**The exercise:** Locate every line that holds the string "klipper" and copy it.

Data entries
+-------+
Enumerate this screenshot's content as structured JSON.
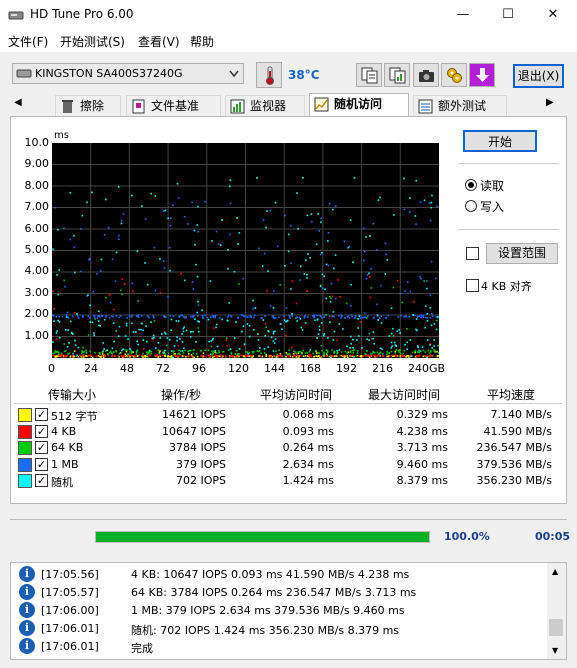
{
  "window": {
    "title": "HD Tune Pro 6.00",
    "minimize": "—",
    "maximize": "☐",
    "close": "✕"
  },
  "menu": [
    "文件(F)",
    "开始测试(S)",
    "查看(V)",
    "帮助"
  ],
  "toolbar": {
    "drive": "KINGSTON SA400S37240G",
    "temperature": "38°C",
    "temp_color": "#1a66c8",
    "exit_label": "退出(X)"
  },
  "tabs": [
    {
      "label": "擦除",
      "icon": "trash-icon"
    },
    {
      "label": "文件基准",
      "icon": "file-benchmark-icon"
    },
    {
      "label": "监视器",
      "icon": "monitor-icon"
    },
    {
      "label": "随机访问",
      "icon": "random-access-icon",
      "active": true
    },
    {
      "label": "额外测试",
      "icon": "extra-tests-icon"
    }
  ],
  "controls": {
    "start_label": "开始",
    "read_label": "读取",
    "write_label": "写入",
    "range_label": "设置范围",
    "align_label": "4 KB 对齐"
  },
  "chart_data": {
    "type": "scatter",
    "yunit": "ms",
    "xunit": "GB",
    "yticks": [
      "10.0",
      "9.00",
      "8.00",
      "7.00",
      "6.00",
      "5.00",
      "4.00",
      "3.00",
      "2.00",
      "1.00"
    ],
    "xticks": [
      "0",
      "24",
      "48",
      "72",
      "96",
      "120",
      "144",
      "168",
      "192",
      "216",
      "240GB"
    ],
    "xlim": [
      0,
      240
    ],
    "ylim": [
      0,
      10
    ],
    "grid": true,
    "series": [
      {
        "name": "512 字节",
        "color": "#ffff00",
        "typical_ms": 0.068,
        "max_ms": 0.329
      },
      {
        "name": "4 KB",
        "color": "#ff0000",
        "typical_ms": 0.093,
        "max_ms": 4.238
      },
      {
        "name": "64 KB",
        "color": "#00cc00",
        "typical_ms": 0.264,
        "max_ms": 3.713
      },
      {
        "name": "1 MB",
        "color": "#1e6cff",
        "typical_ms": 2.634,
        "max_ms": 9.46
      },
      {
        "name": "随机",
        "color": "#00ffff",
        "typical_ms": 1.424,
        "max_ms": 8.379
      }
    ]
  },
  "table": {
    "headers": [
      "传输大小",
      "操作/秒",
      "平均访问时间",
      "最大访问时间",
      "平均速度"
    ],
    "rows": [
      {
        "label": "512 字节",
        "iops": "14621 IOPS",
        "avg": "0.068 ms",
        "max": "0.329 ms",
        "speed": "7.140 MB/s"
      },
      {
        "label": "4 KB",
        "iops": "10647 IOPS",
        "avg": "0.093 ms",
        "max": "4.238 ms",
        "speed": "41.590 MB/s"
      },
      {
        "label": "64 KB",
        "iops": "3784 IOPS",
        "avg": "0.264 ms",
        "max": "3.713 ms",
        "speed": "236.547 MB/s"
      },
      {
        "label": "1 MB",
        "iops": "379 IOPS",
        "avg": "2.634 ms",
        "max": "9.460 ms",
        "speed": "379.536 MB/s"
      },
      {
        "label": "随机",
        "iops": "702 IOPS",
        "avg": "1.424 ms",
        "max": "8.379 ms",
        "speed": "356.230 MB/s"
      }
    ]
  },
  "progress": {
    "percent_label": "100.0%",
    "fraction": 1.0,
    "time": "00:05"
  },
  "log": [
    {
      "time": "[17:05.56]",
      "msg": "4 KB: 10647 IOPS 0.093 ms 41.590 MB/s 4.238 ms"
    },
    {
      "time": "[17:05.57]",
      "msg": "64 KB: 3784 IOPS 0.264 ms 236.547 MB/s 3.713 ms"
    },
    {
      "time": "[17:06.00]",
      "msg": "1 MB: 379 IOPS 2.634 ms 379.536 MB/s 9.460 ms"
    },
    {
      "time": "[17:06.01]",
      "msg": "随机: 702 IOPS 1.424 ms 356.230 MB/s 8.379 ms"
    },
    {
      "time": "[17:06.01]",
      "msg": "完成"
    }
  ]
}
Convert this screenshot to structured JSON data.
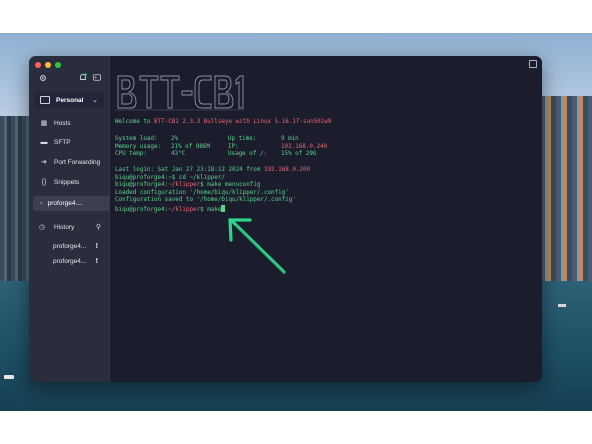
{
  "app": {
    "window_buttons": [
      "close",
      "minimize",
      "zoom"
    ],
    "top_icons": [
      "settings-icon",
      "notification-icon",
      "terminal-icon"
    ]
  },
  "sidebar": {
    "vault_label": "Personal",
    "nav": [
      {
        "icon": "hosts-icon",
        "label": "Hosts"
      },
      {
        "icon": "folder-icon",
        "label": "SFTP"
      },
      {
        "icon": "arrow-icon",
        "label": "Port Forwarding"
      },
      {
        "icon": "braces-icon",
        "label": "Snippets"
      }
    ],
    "active_session": "proforge4....",
    "history_label": "History",
    "history_items": [
      {
        "label": "proforge4...",
        "badge": "!"
      },
      {
        "label": "proforge4...",
        "badge": "!"
      }
    ]
  },
  "terminal": {
    "welcome": {
      "prefix": "Welcome to ",
      "name": "BTT-CB1 2.3.3 Bullseye with Linux 5.16.17-sun50iw9"
    },
    "stats": [
      {
        "k1": "System load:",
        "v1": "2%",
        "k2": "Up time:",
        "v2": "9 min"
      },
      {
        "k1": "Memory usage:",
        "v1": "21% of 986M",
        "k2": "IP:",
        "v2": "192.168.0.240"
      },
      {
        "k1": "CPU temp:",
        "v1": "43°C",
        "k2": "Usage of /:",
        "v2": "15% of 29G"
      }
    ],
    "last_login": {
      "text": "Last login: Sat Jan 27 23:18:12 2024 from ",
      "ip": "192.168.0.200"
    },
    "lines": [
      {
        "prompt": "biqu@proforge4:",
        "path": "~",
        "cmd": "$ cd ~/klipper/"
      },
      {
        "prompt": "biqu@proforge4:",
        "path": "~/klipper",
        "cmd": "$ make menuconfig"
      },
      {
        "plain": "Loaded configuration '/home/biqu/klipper/.config'"
      },
      {
        "plain": "Configuration saved to '/home/biqu/klipper/.config'"
      },
      {
        "prompt": "biqu@proforge4:",
        "path": "~/klipper",
        "cmd": "$ make"
      }
    ]
  },
  "colors": {
    "terminal_bg": "#1b1d2c",
    "sidebar_bg": "#2a2d3b",
    "green": "#5ad38a",
    "red": "#e46a73",
    "arrow": "#2fd38b"
  }
}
+-------+
**Reply:**
        "cmd": "$ cd ~/klipper/"
        "path": "~/klipper",
        "plain": "Loaded configuration '/home/biqu/klipper/.config'"
        "plain": "Configuration saved to '/home/biqu/klipper/.config'"
        "path": "~/klipper",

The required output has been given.